- Data listing -
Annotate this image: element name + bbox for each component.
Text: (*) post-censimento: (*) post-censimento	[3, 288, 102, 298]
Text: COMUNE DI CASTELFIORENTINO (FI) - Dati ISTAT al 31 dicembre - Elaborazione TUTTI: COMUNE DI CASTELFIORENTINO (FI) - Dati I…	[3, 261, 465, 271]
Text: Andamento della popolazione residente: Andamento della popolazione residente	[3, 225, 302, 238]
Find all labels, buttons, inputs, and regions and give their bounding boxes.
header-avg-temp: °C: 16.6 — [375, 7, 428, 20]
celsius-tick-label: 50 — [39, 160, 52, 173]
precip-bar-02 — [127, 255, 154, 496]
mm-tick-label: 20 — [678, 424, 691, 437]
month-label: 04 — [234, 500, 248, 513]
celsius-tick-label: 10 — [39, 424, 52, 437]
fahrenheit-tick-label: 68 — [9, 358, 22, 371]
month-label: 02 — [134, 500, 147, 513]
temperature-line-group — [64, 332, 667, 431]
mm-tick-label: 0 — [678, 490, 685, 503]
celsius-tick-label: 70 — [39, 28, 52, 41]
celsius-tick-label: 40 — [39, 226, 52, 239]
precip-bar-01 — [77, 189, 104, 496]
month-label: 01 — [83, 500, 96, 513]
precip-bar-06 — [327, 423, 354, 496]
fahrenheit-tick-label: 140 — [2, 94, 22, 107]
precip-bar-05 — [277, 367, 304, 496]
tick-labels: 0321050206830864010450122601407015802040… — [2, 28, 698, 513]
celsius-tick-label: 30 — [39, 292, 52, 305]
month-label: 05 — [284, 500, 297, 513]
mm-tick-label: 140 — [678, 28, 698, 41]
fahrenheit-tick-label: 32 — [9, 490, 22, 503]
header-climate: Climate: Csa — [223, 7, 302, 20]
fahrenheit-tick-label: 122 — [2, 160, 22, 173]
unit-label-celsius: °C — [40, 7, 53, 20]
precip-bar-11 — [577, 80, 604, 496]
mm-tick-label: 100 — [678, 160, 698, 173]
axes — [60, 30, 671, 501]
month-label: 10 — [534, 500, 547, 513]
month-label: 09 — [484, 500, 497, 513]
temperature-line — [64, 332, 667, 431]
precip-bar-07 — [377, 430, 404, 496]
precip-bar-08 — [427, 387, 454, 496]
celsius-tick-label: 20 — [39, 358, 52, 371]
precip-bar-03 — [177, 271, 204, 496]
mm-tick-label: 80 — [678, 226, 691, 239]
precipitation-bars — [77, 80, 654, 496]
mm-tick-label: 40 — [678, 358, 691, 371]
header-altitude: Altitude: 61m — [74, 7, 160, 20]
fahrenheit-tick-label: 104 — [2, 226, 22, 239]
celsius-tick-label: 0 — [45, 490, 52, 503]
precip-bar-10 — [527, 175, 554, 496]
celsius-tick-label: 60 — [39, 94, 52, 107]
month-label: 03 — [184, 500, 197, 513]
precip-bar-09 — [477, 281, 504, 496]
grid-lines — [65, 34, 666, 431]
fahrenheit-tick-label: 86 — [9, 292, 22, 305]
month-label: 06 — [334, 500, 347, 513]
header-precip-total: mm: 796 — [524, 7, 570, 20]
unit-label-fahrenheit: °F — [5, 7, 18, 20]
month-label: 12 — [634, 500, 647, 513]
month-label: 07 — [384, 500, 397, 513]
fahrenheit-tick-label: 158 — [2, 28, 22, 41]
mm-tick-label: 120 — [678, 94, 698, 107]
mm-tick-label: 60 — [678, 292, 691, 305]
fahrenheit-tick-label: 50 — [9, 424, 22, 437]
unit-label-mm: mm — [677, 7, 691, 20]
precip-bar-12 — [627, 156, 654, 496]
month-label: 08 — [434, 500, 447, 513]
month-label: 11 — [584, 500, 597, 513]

- Exercise task -
Could you reproduce all of the material above, line for line, without changing a single character?

- Exercise result -
Annotate this image: element name + bbox for each component.
Text: (*) post-censimento: (*) post-censimento	[3, 288, 102, 298]
Text: COMUNE DI CASTELFIORENTINO (FI) - Dati ISTAT al 31 dicembre - Elaborazione TUTTI: COMUNE DI CASTELFIORENTINO (FI) - Dati I…	[3, 261, 465, 271]
Text: Andamento della popolazione residente: Andamento della popolazione residente	[3, 225, 302, 238]
Find all labels, buttons, inputs, and regions and give their bounding boxes.
header-avg-temp: °C: 16.6 — [375, 7, 428, 20]
celsius-tick-label: 50 — [39, 160, 52, 173]
precip-bar-02 — [127, 255, 154, 496]
mm-tick-label: 20 — [678, 424, 691, 437]
month-label: 04 — [234, 500, 248, 513]
celsius-tick-label: 10 — [39, 424, 52, 437]
fahrenheit-tick-label: 68 — [9, 358, 22, 371]
month-label: 02 — [134, 500, 147, 513]
temperature-line-group — [64, 332, 667, 431]
mm-tick-label: 0 — [678, 490, 685, 503]
celsius-tick-label: 70 — [39, 28, 52, 41]
celsius-tick-label: 40 — [39, 226, 52, 239]
precip-bar-01 — [77, 189, 104, 496]
month-label: 01 — [83, 500, 96, 513]
precip-bar-06 — [327, 423, 354, 496]
fahrenheit-tick-label: 140 — [2, 94, 22, 107]
precip-bar-05 — [277, 367, 304, 496]
tick-labels: 0321050206830864010450122601407015802040… — [2, 28, 698, 513]
celsius-tick-label: 30 — [39, 292, 52, 305]
month-label: 05 — [284, 500, 297, 513]
mm-tick-label: 140 — [678, 28, 698, 41]
fahrenheit-tick-label: 32 — [9, 490, 22, 503]
header-climate: Climate: Csa — [223, 7, 302, 20]
fahrenheit-tick-label: 122 — [2, 160, 22, 173]
unit-label-celsius: °C — [40, 7, 53, 20]
precip-bar-11 — [577, 80, 604, 496]
mm-tick-label: 100 — [678, 160, 698, 173]
axes — [60, 30, 671, 501]
month-label: 10 — [534, 500, 547, 513]
month-label: 09 — [484, 500, 497, 513]
temperature-line — [64, 332, 667, 431]
precip-bar-07 — [377, 430, 404, 496]
precip-bar-08 — [427, 387, 454, 496]
celsius-tick-label: 20 — [39, 358, 52, 371]
precip-bar-03 — [177, 271, 204, 496]
mm-tick-label: 80 — [678, 226, 691, 239]
precipitation-bars — [77, 80, 654, 496]
mm-tick-label: 40 — [678, 358, 691, 371]
header-altitude: Altitude: 61m — [74, 7, 160, 20]
fahrenheit-tick-label: 104 — [2, 226, 22, 239]
celsius-tick-label: 0 — [45, 490, 52, 503]
precip-bar-10 — [527, 175, 554, 496]
celsius-tick-label: 60 — [39, 94, 52, 107]
month-label: 03 — [184, 500, 197, 513]
precip-bar-09 — [477, 281, 504, 496]
grid-lines — [65, 34, 666, 431]
fahrenheit-tick-label: 86 — [9, 292, 22, 305]
month-label: 06 — [334, 500, 347, 513]
header-precip-total: mm: 796 — [524, 7, 570, 20]
unit-label-fahrenheit: °F — [5, 7, 18, 20]
month-label: 12 — [634, 500, 647, 513]
month-label: 07 — [384, 500, 397, 513]
fahrenheit-tick-label: 158 — [2, 28, 22, 41]
mm-tick-label: 120 — [678, 94, 698, 107]
mm-tick-label: 60 — [678, 292, 691, 305]
fahrenheit-tick-label: 50 — [9, 424, 22, 437]
unit-label-mm: mm — [677, 7, 691, 20]
precip-bar-12 — [627, 156, 654, 496]
month-label: 08 — [434, 500, 447, 513]
month-label: 11 — [584, 500, 597, 513]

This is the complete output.